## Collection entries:
========

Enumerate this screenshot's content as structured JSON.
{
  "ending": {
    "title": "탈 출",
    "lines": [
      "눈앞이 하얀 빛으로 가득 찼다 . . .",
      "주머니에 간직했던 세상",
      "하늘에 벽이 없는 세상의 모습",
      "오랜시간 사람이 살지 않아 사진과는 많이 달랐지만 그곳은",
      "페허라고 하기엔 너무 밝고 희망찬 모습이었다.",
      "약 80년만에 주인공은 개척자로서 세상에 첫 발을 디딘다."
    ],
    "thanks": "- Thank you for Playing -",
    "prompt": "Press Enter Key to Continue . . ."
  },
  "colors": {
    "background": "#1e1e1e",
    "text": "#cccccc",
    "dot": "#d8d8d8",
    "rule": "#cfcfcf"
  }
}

========

## WHAT THIS TASK INVOLVES:
Extract each line of the listing above, copying it word for word.

## TASK SOLUTION:
Enumerate this screenshot's content as structured JSON.
{
  "ending": {
    "title": "탈 출",
    "lines": [
      "눈앞이 하얀 빛으로 가득 찼다 . . .",
      "주머니에 간직했던 세상",
      "하늘에 벽이 없는 세상의 모습",
      "오랜시간 사람이 살지 않아 사진과는 많이 달랐지만 그곳은",
      "페허라고 하기엔 너무 밝고 희망찬 모습이었다.",
      "약 80년만에 주인공은 개척자로서 세상에 첫 발을 디딘다."
    ],
    "thanks": "- Thank you for Playing -",
    "prompt": "Press Enter Key to Continue . . ."
  },
  "colors": {
    "background": "#1e1e1e",
    "text": "#cccccc",
    "dot": "#d8d8d8",
    "rule": "#cfcfcf"
  }
}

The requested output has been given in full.